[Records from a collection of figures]
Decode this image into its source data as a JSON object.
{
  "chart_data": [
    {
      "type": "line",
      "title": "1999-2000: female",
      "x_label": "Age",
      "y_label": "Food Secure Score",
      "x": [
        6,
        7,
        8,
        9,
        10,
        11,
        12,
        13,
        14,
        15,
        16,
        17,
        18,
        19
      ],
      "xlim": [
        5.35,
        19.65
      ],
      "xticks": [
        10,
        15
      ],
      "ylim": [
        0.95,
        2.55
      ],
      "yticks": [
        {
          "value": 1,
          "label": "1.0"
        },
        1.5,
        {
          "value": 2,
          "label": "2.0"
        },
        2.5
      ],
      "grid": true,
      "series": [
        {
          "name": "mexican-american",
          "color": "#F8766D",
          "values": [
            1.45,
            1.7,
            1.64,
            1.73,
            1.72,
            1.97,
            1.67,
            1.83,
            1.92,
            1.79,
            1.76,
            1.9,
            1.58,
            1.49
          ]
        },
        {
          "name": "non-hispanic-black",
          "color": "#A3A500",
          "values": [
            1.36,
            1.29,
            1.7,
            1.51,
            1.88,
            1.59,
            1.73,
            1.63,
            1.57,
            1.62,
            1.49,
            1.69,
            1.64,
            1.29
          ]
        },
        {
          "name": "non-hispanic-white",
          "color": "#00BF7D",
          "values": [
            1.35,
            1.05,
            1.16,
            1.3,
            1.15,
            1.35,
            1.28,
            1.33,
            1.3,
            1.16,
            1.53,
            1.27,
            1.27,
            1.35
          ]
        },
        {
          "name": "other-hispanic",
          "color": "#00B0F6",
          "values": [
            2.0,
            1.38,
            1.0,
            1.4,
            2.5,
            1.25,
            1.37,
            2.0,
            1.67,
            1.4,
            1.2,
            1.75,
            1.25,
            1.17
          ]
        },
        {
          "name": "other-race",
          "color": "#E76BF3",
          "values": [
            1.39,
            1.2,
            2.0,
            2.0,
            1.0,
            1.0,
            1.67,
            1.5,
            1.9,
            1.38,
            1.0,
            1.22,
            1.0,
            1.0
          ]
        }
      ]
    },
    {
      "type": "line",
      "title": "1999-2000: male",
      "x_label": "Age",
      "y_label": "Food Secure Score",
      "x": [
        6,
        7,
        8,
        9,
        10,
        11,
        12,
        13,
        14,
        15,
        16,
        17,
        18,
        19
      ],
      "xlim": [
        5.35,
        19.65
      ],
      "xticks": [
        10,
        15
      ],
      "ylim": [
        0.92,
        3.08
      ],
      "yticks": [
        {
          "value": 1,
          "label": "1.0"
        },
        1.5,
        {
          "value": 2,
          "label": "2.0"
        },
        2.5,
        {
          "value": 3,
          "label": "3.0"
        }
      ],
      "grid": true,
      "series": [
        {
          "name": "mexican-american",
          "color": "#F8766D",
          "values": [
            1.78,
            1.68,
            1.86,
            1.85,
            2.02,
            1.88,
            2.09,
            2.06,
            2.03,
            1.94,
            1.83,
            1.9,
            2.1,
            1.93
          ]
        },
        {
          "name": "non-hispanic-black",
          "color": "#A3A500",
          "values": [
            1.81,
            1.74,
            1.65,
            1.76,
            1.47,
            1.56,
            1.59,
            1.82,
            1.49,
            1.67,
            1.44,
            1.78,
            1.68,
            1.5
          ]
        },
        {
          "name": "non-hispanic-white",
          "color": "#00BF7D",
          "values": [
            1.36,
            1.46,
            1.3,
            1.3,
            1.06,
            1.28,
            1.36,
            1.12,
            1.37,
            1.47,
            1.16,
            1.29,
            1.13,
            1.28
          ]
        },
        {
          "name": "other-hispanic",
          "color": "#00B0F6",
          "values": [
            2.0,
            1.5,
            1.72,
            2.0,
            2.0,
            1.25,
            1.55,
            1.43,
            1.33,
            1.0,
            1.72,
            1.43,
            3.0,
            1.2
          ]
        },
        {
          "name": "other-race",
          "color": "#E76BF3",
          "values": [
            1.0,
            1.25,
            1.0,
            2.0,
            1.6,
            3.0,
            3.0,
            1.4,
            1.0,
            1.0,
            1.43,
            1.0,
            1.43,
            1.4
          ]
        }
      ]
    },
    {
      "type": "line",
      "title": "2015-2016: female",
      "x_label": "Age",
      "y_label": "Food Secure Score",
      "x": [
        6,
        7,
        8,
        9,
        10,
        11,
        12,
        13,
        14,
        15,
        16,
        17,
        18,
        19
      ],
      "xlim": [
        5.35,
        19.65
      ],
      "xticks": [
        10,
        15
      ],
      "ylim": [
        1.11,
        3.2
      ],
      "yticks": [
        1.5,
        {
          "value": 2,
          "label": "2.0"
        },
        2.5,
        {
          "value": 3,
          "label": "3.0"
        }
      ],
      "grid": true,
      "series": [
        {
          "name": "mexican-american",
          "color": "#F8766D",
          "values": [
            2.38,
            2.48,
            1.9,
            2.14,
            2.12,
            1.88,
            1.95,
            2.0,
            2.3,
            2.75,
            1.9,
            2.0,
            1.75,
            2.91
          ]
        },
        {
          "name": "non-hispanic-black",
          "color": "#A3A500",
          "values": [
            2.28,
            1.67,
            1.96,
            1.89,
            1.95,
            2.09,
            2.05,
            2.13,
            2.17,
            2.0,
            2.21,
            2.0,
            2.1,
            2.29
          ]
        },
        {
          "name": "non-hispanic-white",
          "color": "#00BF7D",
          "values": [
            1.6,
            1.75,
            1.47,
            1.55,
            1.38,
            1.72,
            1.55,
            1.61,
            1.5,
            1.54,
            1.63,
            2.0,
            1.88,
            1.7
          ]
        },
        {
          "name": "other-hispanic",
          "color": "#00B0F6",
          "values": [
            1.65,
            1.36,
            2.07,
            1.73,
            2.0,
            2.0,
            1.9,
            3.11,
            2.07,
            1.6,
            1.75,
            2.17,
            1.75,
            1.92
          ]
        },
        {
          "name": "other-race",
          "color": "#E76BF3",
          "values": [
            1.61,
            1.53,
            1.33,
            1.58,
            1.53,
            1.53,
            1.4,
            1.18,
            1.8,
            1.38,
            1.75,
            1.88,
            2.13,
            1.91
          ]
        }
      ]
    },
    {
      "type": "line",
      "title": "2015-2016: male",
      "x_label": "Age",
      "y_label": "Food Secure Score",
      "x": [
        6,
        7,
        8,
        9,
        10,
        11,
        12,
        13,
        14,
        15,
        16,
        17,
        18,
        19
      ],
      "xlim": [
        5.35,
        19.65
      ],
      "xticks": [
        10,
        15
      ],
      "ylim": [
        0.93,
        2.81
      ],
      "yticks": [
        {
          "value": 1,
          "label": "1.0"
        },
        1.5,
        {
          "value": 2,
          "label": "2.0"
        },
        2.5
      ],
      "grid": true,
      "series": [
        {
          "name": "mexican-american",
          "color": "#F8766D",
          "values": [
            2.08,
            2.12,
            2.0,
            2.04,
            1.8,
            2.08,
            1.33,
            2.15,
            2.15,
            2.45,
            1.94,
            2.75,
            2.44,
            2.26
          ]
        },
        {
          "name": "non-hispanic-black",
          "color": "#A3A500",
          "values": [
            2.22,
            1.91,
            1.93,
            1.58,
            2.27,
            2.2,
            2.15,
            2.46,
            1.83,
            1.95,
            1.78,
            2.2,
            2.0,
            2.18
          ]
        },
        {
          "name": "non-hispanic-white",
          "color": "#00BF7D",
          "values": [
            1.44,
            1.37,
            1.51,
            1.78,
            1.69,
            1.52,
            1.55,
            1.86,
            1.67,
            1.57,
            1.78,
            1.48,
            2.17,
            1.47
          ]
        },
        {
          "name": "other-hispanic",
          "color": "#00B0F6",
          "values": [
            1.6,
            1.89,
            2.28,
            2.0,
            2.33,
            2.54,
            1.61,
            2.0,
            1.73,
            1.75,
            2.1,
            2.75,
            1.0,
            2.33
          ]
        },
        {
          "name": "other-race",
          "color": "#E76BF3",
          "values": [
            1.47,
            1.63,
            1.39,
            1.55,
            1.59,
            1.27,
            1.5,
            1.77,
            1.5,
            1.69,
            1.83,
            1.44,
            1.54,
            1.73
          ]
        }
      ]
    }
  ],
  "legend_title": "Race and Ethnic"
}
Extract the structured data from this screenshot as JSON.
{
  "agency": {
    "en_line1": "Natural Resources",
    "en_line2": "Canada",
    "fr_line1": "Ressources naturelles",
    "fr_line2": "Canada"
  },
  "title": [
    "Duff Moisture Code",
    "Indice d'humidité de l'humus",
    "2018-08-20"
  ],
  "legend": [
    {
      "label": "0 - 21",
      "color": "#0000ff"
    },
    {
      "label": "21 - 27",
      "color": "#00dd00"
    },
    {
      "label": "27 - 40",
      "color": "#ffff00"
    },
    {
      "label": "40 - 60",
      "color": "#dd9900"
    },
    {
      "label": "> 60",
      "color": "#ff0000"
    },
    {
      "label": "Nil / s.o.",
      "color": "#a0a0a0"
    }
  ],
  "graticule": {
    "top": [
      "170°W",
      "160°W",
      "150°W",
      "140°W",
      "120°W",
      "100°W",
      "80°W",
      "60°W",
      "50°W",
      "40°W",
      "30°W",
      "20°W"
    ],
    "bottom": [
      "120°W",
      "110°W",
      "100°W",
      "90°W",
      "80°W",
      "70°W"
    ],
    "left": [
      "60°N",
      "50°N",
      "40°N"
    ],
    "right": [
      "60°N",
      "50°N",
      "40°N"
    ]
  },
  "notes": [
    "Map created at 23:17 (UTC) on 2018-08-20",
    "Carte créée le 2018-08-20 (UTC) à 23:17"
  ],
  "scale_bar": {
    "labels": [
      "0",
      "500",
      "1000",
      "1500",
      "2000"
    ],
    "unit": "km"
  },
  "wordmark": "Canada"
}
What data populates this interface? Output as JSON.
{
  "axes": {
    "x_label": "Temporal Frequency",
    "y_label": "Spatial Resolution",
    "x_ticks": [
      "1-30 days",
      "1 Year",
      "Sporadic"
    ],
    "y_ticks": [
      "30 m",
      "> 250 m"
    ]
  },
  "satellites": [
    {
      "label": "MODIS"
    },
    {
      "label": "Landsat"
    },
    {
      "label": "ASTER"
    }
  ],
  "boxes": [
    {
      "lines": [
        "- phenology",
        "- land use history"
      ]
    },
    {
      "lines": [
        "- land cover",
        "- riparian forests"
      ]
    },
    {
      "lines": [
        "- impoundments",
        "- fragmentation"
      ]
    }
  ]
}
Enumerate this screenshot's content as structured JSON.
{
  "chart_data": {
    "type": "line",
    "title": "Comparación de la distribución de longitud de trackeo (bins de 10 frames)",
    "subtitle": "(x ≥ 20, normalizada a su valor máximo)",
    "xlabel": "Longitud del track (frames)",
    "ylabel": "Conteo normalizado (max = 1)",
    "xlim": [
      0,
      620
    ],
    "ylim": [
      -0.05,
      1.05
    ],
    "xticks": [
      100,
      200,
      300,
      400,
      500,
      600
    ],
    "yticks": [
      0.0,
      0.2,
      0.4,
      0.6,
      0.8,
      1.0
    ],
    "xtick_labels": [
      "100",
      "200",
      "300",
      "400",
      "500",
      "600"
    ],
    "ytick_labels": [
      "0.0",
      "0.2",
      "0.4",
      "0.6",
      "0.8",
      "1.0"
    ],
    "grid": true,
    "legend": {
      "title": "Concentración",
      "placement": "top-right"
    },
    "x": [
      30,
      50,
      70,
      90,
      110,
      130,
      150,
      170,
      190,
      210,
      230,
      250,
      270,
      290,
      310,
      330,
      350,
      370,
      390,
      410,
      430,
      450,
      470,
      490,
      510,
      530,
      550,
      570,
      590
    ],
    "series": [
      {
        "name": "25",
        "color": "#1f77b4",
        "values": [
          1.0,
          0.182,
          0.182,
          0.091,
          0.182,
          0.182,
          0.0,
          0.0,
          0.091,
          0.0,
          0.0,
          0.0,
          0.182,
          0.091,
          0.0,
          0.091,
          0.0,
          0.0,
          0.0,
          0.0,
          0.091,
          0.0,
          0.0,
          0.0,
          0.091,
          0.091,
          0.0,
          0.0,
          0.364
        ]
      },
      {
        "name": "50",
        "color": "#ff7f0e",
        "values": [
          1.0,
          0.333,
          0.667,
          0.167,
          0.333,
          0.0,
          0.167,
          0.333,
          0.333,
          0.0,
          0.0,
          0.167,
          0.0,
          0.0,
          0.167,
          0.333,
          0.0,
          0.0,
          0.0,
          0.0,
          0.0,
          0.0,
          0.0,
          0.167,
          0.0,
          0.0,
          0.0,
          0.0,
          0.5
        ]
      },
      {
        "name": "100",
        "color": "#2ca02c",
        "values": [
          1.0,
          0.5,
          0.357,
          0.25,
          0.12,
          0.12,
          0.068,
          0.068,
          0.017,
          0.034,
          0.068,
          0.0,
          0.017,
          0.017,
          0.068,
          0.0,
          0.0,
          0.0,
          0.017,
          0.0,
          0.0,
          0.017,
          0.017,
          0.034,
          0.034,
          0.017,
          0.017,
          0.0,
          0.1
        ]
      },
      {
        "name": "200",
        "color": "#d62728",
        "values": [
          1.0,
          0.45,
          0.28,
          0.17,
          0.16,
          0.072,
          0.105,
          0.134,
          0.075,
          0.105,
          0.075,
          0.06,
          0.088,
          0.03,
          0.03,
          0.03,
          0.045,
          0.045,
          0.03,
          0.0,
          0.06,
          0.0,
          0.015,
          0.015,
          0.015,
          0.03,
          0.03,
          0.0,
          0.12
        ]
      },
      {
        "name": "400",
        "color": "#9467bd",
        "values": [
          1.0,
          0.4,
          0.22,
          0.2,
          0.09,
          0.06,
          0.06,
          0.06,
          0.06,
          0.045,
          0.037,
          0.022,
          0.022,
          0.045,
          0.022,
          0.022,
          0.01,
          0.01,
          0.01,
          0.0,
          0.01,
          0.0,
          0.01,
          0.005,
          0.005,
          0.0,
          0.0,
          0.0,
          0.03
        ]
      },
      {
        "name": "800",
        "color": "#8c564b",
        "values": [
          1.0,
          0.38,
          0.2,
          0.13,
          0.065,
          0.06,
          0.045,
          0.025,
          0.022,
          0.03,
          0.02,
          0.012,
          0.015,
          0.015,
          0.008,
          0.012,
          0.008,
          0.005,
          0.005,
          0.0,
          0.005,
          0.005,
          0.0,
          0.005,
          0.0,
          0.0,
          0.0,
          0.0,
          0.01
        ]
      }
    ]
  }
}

◆ WHAT NEEDS TO BE DONE ◆
Return only the number of lines in the data above that include the word "female".

◆ ANSWER IN FULL ◆
2